**EXERCISE DETAILS**
Scan the records and identify every line in which the string "transmission" occurs, then return those lines.

(Dataset entries)

______________________________

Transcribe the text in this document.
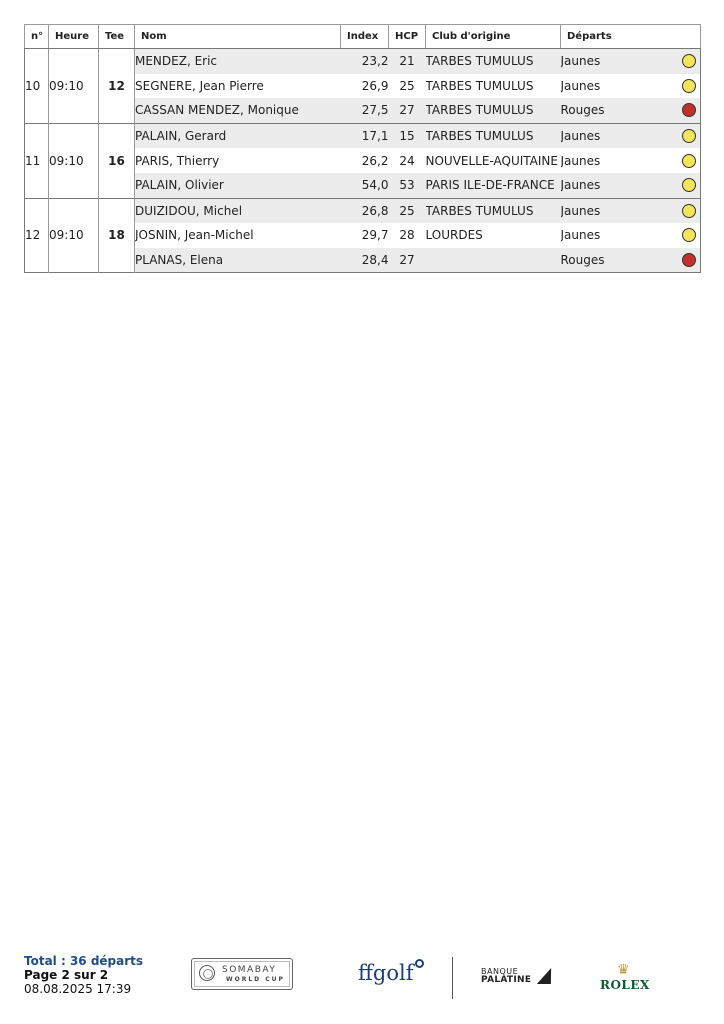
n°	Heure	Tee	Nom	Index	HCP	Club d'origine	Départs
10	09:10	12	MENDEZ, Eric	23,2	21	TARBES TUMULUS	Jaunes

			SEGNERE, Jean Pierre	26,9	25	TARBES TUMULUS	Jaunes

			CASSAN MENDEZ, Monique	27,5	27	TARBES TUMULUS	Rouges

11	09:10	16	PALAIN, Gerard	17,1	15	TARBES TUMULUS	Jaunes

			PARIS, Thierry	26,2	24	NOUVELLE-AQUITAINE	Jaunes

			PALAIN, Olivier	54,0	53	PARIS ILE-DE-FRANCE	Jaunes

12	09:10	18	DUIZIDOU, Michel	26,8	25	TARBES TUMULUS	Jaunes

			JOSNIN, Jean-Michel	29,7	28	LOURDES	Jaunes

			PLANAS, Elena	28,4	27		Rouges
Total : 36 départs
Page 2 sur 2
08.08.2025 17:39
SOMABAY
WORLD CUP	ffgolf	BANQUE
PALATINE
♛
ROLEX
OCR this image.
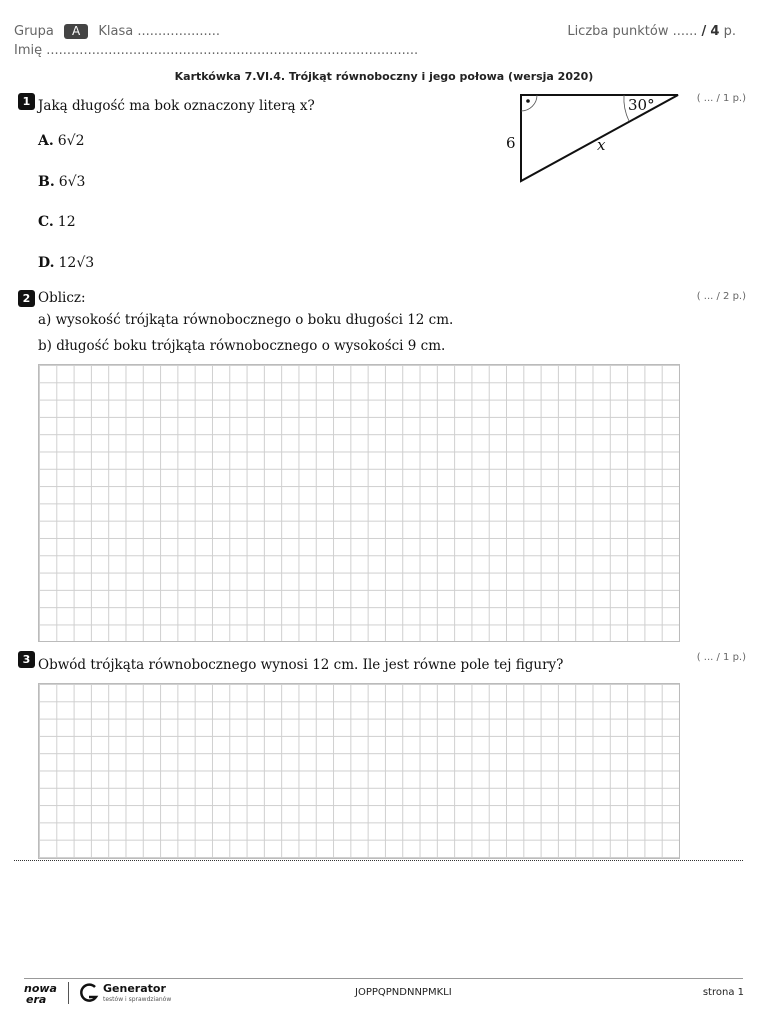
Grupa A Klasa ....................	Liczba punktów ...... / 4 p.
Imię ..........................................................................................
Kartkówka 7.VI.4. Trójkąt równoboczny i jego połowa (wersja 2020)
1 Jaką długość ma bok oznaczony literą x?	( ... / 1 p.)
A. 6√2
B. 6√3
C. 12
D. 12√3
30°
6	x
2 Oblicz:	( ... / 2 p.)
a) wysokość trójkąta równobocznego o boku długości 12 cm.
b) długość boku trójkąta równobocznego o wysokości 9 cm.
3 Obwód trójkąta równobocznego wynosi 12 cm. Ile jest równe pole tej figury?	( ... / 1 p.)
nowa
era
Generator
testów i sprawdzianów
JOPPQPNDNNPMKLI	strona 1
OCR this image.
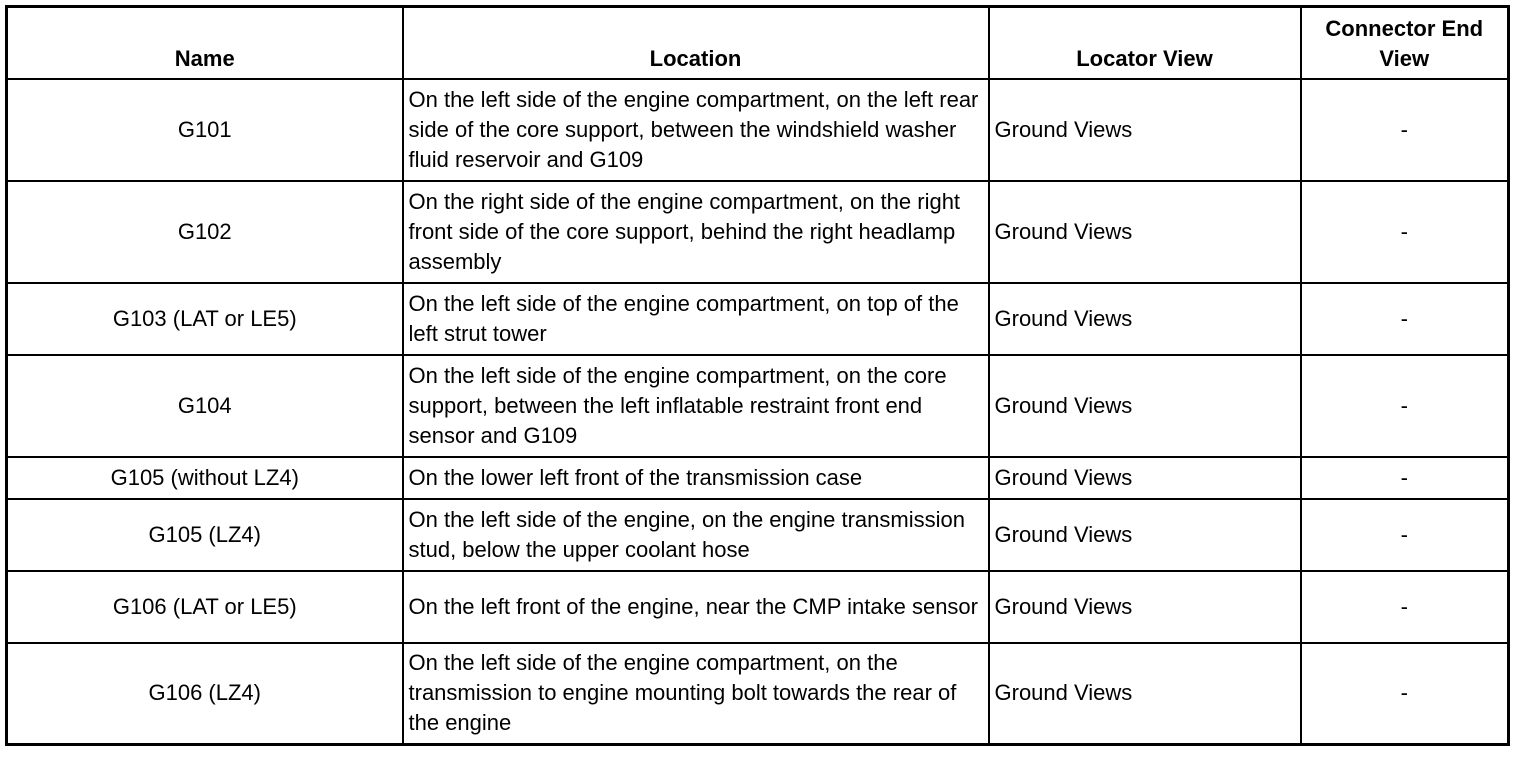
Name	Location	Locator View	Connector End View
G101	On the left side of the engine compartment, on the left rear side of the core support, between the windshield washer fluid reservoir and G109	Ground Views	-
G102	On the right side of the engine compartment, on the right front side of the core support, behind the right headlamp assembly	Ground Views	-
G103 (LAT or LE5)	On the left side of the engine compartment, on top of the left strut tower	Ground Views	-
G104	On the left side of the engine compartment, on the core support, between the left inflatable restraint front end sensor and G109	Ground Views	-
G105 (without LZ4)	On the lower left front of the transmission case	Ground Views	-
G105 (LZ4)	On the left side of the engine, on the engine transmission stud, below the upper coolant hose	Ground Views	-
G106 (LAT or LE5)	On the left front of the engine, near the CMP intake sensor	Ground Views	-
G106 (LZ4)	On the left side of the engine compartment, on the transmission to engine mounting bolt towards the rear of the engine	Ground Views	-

______________________________

**ANSWER FOR THIS EXERCISE**
G105 (without LZ4)	On the lower left front of the transmission case	Ground Views	-
G105 (LZ4)	On the left side of the engine, on the engine transmission stud, below the upper coolant hose	Ground Views	-
G106 (LZ4)	On the left side of the engine compartment, on the transmission to engine mounting bolt towards the rear of the engine	Ground Views	-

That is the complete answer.